» **Brief**: Lines holding the string "Diffie" are the ones to copy; find them all in the data.

» **Supplied records**:
━━━━
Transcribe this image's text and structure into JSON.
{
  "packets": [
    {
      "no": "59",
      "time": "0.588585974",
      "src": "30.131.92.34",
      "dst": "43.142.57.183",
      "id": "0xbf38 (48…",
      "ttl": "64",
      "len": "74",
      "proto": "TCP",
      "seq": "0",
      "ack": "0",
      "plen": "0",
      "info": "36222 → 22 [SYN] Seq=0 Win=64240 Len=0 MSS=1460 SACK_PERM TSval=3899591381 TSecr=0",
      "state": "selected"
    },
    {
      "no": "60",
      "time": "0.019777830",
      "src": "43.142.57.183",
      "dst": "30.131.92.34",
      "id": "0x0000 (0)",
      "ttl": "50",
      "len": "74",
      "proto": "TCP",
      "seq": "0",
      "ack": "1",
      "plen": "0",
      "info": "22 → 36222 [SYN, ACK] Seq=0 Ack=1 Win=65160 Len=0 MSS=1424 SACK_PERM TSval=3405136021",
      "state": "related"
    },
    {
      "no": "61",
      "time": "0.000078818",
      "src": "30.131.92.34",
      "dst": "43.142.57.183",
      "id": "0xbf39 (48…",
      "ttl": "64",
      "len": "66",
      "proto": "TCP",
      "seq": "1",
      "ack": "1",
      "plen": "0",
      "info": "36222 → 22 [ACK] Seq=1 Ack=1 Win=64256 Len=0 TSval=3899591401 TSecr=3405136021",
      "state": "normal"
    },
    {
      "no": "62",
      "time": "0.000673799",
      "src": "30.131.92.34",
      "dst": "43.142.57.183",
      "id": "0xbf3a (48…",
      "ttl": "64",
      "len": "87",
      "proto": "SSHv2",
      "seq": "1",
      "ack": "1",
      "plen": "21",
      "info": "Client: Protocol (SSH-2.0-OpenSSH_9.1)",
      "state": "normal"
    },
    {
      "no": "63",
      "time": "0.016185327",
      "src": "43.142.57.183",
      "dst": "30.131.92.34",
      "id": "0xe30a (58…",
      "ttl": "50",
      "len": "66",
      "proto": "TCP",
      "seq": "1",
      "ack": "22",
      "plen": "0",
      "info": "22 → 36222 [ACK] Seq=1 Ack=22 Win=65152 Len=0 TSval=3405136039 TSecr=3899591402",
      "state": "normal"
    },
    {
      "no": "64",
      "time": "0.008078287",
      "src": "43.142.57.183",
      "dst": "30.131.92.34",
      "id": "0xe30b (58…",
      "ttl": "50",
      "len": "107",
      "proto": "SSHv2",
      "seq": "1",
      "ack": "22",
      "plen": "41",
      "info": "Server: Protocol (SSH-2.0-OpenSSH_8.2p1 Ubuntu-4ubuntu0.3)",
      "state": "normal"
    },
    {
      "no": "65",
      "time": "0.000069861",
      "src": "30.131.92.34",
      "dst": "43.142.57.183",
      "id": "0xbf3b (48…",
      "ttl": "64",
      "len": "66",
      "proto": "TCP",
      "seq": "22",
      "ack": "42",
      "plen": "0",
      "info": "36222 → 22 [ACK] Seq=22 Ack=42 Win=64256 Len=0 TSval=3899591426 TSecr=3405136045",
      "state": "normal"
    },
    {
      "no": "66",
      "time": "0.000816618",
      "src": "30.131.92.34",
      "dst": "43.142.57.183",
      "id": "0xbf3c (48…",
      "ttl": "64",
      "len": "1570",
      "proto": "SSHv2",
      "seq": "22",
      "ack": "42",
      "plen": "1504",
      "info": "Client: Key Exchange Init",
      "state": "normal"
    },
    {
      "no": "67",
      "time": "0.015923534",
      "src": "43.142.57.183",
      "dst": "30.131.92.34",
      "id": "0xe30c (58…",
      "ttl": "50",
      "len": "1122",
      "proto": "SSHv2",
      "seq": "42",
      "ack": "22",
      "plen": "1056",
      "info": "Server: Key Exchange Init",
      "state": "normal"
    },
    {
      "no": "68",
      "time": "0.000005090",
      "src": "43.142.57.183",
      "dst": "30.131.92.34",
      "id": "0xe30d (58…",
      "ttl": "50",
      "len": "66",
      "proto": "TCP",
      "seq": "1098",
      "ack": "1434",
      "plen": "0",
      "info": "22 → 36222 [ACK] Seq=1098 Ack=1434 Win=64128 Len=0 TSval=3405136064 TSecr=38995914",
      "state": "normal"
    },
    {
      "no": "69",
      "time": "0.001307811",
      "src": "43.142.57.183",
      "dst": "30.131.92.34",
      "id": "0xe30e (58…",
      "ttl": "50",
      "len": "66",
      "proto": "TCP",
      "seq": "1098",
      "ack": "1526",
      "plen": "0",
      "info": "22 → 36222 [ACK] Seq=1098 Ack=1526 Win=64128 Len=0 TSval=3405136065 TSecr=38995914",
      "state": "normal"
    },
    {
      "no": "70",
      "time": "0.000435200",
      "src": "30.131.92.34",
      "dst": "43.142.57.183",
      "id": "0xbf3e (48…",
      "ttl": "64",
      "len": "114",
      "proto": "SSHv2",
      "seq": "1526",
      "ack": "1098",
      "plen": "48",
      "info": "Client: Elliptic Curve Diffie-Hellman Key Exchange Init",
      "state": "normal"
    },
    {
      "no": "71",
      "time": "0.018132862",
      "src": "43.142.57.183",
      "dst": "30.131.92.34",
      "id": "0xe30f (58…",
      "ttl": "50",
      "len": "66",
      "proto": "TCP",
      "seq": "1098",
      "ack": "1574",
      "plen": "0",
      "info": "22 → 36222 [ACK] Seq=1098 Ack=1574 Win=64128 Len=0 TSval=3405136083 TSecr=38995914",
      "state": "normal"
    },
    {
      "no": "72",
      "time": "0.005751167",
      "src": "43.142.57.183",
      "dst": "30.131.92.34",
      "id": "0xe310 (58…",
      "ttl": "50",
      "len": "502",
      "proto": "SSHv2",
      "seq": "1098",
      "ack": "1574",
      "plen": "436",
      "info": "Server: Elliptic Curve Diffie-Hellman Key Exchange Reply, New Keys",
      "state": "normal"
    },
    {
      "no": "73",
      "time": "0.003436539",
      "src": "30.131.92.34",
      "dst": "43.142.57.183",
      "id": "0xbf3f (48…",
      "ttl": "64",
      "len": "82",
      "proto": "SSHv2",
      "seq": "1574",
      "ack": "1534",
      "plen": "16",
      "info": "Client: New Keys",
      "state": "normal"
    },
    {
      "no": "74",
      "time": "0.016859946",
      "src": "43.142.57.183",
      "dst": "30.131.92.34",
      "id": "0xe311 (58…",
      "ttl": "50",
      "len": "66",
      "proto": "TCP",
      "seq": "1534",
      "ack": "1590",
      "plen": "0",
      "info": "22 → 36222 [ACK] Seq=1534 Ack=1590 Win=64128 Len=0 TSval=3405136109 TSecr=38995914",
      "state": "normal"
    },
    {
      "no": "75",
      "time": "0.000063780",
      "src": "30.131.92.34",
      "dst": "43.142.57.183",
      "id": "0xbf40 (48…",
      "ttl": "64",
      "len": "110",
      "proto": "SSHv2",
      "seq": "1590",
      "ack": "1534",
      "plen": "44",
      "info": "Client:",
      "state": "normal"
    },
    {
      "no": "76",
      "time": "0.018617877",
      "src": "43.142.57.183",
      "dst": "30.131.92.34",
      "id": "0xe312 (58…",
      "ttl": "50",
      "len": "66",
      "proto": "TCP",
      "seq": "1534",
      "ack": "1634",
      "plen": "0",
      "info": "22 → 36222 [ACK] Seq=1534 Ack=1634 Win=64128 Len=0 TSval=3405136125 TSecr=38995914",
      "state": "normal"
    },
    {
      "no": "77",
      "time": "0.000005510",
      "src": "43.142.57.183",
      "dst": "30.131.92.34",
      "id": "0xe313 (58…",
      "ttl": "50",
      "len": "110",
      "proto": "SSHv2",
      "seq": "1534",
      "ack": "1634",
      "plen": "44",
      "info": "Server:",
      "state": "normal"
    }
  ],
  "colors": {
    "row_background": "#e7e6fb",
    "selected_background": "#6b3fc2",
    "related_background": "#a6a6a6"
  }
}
━━━━
» **Worked answer**:
      "info": "Client: Elliptic Curve Diffie-Hellman Key Exchange Init",
      "info": "Server: Elliptic Curve Diffie-Hellman Key Exchange Reply, New Keys",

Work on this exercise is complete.